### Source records
** start **
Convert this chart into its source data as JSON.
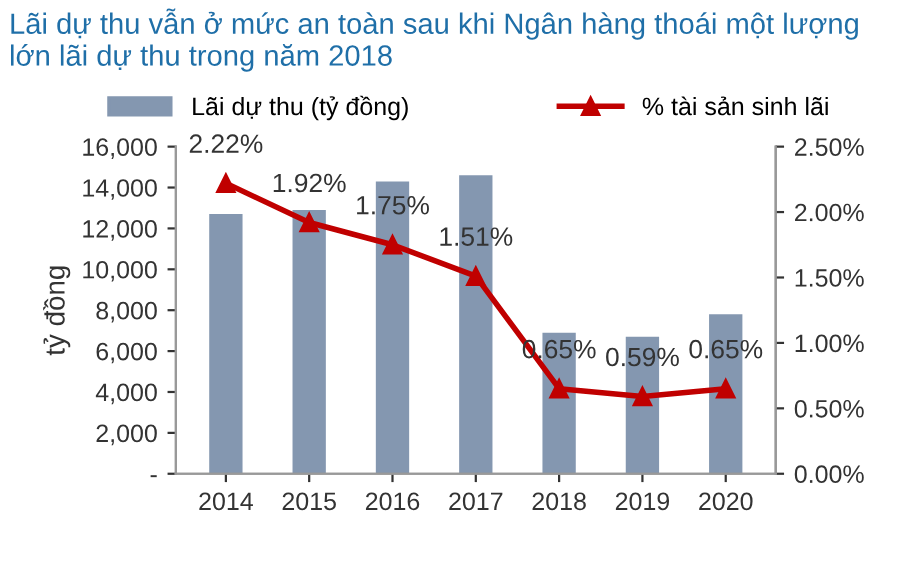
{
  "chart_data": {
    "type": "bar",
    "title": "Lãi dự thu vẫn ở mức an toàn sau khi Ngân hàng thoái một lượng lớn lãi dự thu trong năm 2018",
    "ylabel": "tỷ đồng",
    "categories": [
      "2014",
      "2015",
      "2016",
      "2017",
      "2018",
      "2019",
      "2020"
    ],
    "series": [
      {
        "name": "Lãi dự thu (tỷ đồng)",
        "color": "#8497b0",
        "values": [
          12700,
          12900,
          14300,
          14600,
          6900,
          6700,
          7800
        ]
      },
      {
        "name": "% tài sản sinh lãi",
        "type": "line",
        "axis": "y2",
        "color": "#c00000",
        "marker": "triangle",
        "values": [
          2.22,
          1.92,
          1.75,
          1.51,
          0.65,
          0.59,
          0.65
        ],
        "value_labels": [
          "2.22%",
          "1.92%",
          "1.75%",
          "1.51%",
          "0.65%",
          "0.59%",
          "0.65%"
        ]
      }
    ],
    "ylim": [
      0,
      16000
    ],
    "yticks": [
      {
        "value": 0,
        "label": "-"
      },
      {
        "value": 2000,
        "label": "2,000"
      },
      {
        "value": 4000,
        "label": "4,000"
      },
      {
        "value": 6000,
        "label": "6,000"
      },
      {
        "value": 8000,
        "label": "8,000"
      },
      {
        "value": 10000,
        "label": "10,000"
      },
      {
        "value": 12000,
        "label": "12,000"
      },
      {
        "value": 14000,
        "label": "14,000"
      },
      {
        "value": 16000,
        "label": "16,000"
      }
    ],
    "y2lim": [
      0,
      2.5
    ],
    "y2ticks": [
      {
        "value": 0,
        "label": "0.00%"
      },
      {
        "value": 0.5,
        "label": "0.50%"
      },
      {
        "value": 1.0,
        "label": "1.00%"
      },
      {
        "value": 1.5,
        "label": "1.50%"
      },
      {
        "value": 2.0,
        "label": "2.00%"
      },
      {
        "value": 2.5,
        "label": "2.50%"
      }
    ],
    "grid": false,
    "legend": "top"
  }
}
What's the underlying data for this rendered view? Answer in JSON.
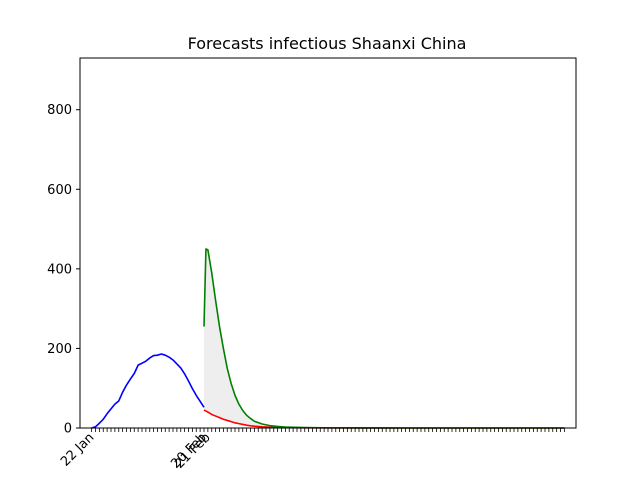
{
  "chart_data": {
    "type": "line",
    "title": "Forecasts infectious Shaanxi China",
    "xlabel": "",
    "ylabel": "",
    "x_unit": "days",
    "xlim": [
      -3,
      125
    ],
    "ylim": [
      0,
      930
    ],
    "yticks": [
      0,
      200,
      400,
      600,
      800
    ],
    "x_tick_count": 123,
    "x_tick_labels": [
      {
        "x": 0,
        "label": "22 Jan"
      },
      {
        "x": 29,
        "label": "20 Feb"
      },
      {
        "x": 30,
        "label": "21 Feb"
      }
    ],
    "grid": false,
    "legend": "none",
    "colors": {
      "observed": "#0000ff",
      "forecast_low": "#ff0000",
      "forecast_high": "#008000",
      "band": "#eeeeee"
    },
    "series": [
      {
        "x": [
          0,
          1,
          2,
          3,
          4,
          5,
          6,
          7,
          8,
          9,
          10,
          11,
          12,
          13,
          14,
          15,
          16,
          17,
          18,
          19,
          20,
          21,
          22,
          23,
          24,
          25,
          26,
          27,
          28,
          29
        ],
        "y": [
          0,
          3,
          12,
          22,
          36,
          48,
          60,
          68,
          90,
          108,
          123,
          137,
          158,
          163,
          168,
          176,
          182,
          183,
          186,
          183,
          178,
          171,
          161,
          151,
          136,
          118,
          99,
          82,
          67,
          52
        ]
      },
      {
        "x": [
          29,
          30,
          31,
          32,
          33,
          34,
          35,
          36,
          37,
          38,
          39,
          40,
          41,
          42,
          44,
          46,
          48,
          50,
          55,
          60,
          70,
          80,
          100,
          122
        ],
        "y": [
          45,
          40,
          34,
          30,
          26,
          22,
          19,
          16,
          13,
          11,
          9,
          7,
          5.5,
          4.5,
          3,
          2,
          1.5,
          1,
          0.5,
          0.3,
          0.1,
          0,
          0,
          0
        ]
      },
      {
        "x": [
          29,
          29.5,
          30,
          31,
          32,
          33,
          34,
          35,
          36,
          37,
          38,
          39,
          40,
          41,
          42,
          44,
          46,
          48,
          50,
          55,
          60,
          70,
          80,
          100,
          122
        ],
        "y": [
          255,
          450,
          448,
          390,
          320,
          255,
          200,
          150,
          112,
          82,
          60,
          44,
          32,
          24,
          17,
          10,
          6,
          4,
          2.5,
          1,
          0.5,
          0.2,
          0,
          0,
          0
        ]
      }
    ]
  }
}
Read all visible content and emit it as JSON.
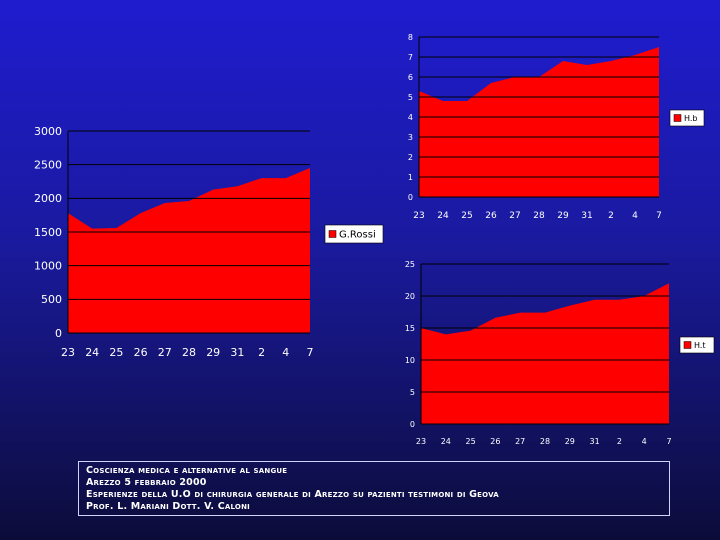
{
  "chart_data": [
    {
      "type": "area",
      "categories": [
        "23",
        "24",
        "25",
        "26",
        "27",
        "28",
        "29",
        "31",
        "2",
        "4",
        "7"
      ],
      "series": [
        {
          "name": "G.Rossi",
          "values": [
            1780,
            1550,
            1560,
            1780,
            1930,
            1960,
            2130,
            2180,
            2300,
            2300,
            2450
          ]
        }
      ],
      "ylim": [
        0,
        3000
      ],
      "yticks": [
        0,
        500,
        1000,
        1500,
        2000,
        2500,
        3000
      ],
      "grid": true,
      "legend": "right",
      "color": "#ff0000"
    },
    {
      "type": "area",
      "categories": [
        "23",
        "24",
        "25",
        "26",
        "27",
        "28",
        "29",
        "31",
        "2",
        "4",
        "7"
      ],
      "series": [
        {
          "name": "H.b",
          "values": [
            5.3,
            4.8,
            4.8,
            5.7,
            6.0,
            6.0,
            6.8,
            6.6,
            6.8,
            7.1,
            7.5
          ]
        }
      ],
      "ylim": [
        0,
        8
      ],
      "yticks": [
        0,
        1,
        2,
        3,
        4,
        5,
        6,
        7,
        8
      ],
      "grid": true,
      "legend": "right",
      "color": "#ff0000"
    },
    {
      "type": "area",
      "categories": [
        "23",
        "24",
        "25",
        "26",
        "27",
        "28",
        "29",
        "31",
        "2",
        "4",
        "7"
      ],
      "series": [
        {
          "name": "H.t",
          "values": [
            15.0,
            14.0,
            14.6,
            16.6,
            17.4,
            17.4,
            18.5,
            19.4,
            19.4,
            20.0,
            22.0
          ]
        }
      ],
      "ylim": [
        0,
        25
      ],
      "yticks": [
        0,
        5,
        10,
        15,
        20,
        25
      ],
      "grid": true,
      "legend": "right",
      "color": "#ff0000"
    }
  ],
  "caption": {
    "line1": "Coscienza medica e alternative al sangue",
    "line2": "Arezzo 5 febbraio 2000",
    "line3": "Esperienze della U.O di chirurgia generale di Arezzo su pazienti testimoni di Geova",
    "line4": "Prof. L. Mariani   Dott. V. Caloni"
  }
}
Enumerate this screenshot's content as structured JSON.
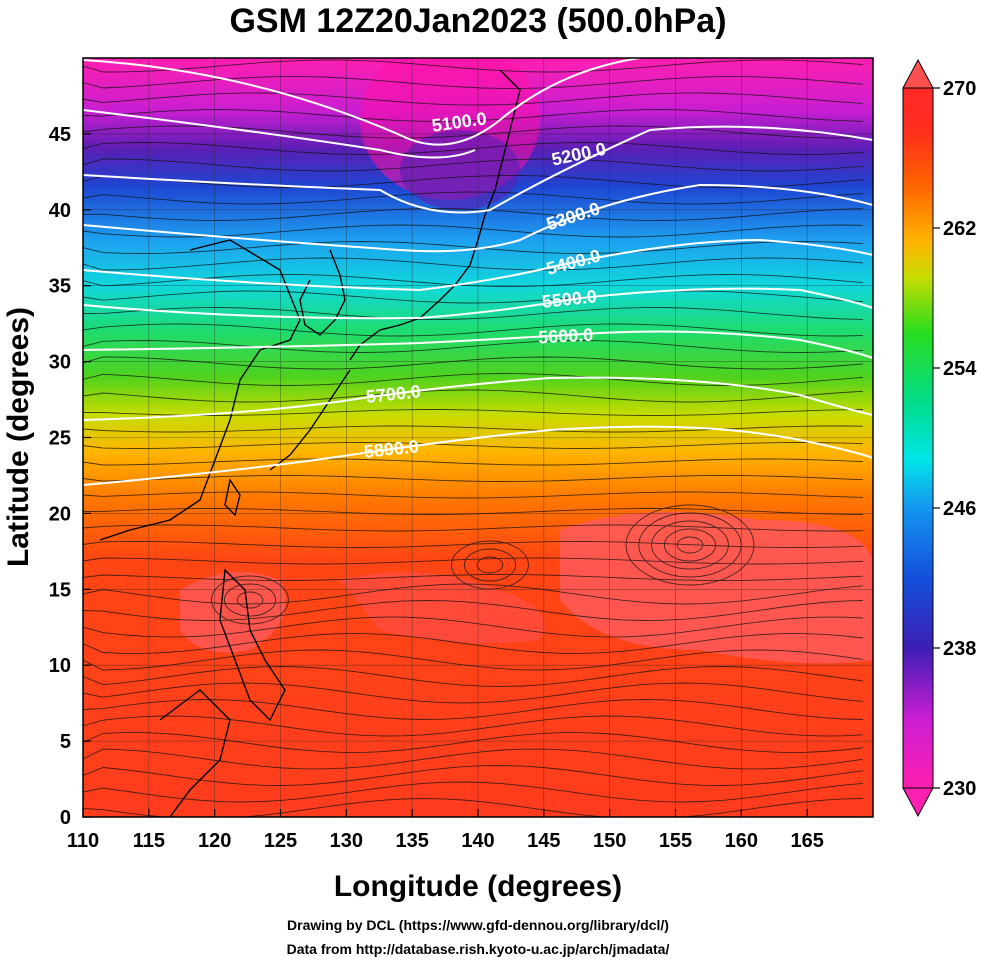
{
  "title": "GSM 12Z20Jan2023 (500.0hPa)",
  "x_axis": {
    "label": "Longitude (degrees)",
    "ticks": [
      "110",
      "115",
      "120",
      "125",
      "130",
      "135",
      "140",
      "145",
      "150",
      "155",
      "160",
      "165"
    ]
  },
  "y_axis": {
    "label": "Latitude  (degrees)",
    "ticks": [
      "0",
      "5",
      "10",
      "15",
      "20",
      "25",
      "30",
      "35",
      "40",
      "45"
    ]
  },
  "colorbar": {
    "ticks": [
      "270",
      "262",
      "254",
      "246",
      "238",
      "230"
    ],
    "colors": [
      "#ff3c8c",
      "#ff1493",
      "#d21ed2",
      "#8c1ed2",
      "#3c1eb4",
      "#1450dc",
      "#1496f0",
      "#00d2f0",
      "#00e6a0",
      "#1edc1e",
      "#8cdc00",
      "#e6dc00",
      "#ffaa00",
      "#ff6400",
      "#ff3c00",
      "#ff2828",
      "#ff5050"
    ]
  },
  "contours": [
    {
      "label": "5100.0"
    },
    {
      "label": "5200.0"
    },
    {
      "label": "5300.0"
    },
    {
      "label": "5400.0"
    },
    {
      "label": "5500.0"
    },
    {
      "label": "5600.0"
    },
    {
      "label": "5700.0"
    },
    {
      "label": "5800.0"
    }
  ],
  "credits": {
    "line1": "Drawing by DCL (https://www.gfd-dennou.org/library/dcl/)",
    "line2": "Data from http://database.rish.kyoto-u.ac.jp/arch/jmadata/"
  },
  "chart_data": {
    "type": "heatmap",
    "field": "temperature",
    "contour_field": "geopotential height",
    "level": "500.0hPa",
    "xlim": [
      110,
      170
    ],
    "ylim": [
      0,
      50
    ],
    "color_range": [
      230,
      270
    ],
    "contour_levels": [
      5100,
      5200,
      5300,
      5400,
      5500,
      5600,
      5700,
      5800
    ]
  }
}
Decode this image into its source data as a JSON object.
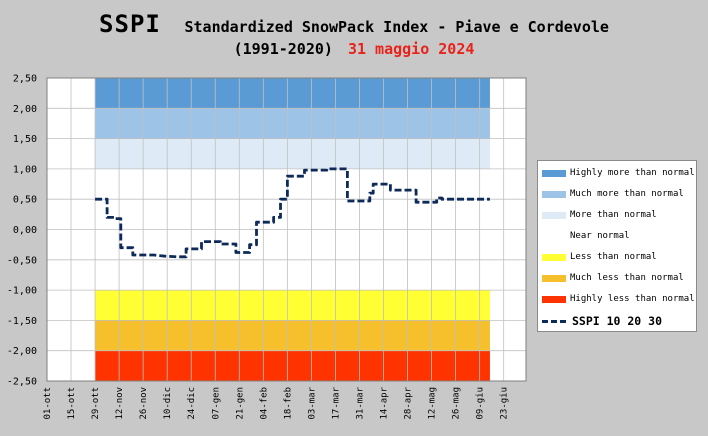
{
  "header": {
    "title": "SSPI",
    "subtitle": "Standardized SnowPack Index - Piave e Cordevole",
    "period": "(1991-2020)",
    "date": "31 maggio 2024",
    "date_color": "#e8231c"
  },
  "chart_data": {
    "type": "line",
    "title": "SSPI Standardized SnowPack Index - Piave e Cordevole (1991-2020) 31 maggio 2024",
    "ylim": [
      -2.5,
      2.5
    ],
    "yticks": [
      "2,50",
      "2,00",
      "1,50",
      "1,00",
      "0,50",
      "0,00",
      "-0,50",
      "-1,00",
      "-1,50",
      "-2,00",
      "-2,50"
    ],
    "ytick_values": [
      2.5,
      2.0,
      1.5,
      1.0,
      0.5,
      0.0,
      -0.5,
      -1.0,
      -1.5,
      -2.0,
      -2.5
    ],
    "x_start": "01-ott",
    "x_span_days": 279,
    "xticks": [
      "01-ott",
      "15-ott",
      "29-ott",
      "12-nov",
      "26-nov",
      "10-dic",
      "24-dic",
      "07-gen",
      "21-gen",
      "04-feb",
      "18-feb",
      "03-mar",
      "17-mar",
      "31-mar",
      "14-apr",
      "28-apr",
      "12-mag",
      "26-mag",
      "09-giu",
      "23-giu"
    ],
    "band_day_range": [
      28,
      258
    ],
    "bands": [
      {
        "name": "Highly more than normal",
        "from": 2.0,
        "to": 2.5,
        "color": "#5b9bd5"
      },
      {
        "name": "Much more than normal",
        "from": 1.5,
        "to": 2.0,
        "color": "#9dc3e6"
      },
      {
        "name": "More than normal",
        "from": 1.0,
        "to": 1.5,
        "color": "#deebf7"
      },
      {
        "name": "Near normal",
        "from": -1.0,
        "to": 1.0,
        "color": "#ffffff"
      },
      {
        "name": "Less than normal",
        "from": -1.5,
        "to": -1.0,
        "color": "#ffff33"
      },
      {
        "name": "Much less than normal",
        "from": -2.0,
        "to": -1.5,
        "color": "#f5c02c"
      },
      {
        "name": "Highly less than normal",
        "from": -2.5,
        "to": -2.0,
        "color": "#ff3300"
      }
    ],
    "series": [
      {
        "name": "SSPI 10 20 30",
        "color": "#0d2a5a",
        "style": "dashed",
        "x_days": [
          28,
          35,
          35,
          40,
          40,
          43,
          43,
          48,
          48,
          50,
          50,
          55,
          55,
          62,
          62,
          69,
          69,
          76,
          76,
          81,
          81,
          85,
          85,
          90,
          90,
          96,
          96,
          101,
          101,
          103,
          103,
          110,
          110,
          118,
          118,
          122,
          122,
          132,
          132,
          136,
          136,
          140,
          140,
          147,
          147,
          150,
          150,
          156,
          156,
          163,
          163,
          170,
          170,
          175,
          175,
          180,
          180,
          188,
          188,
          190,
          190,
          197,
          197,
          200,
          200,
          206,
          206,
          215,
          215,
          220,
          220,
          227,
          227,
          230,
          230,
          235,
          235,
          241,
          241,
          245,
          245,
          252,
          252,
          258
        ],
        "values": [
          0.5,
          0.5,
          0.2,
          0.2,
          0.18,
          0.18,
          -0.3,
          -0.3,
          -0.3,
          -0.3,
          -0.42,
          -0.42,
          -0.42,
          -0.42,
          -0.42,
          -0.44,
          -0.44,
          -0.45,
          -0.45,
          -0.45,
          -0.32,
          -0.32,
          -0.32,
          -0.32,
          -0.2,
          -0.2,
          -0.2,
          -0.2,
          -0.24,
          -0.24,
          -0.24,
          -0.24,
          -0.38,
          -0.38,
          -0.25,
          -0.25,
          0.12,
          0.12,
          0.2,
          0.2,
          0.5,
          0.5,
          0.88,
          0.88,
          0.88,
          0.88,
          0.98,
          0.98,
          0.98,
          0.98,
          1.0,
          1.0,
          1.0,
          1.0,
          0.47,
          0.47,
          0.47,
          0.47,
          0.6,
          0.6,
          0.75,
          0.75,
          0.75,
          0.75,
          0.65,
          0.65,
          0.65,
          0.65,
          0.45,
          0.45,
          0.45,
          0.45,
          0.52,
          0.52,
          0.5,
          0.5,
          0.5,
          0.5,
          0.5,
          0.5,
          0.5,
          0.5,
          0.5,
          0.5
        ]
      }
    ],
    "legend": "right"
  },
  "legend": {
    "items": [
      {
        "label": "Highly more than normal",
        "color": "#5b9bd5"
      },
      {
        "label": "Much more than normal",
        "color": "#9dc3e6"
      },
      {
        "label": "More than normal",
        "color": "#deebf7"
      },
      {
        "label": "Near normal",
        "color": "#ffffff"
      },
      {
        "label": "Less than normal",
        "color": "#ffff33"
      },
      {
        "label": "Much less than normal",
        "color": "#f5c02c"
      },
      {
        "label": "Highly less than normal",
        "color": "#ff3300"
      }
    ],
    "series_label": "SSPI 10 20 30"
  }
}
** end **
### Stated task
Out of the material above, gather each line where "Index" appears.

### Complete answer
    "subtitle": "Standardized SnowPack Index - Piave e Cordevole",
    "title": "SSPI Standardized SnowPack Index - Piave e Cordevole (1991-2020) 31 maggio 2024",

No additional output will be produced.